> _Provided data_
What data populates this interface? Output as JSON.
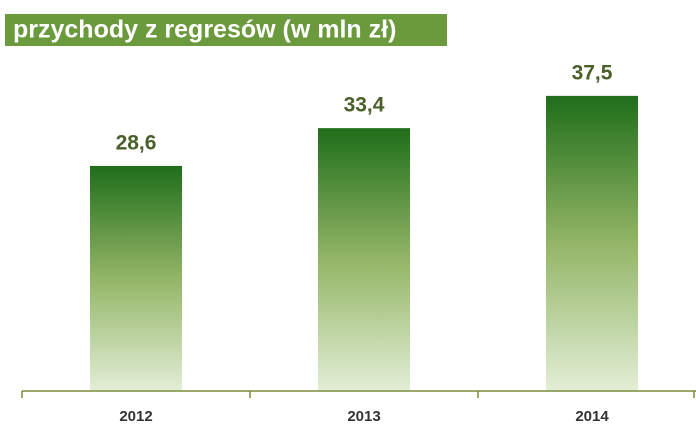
{
  "chart_data": {
    "type": "bar",
    "title": "przychody z regresów (w mln zł)",
    "categories": [
      "2012",
      "2013",
      "2014"
    ],
    "values": [
      28.6,
      33.4,
      37.5
    ],
    "value_labels": [
      "28,6",
      "33,4",
      "37,5"
    ],
    "color": "#1f6e1a"
  }
}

> _The exercise_
Copy out all of the material exactly as written, without its pictures.

> _Task result_
What data populates this interface? Output as JSON.
{
  "chart_data": {
    "type": "bar",
    "title": "przychody z regresów (w mln zł)",
    "categories": [
      "2012",
      "2013",
      "2014"
    ],
    "values": [
      28.6,
      33.4,
      37.5
    ],
    "value_labels": [
      "28,6",
      "33,4",
      "37,5"
    ],
    "color": "#1f6e1a"
  }
}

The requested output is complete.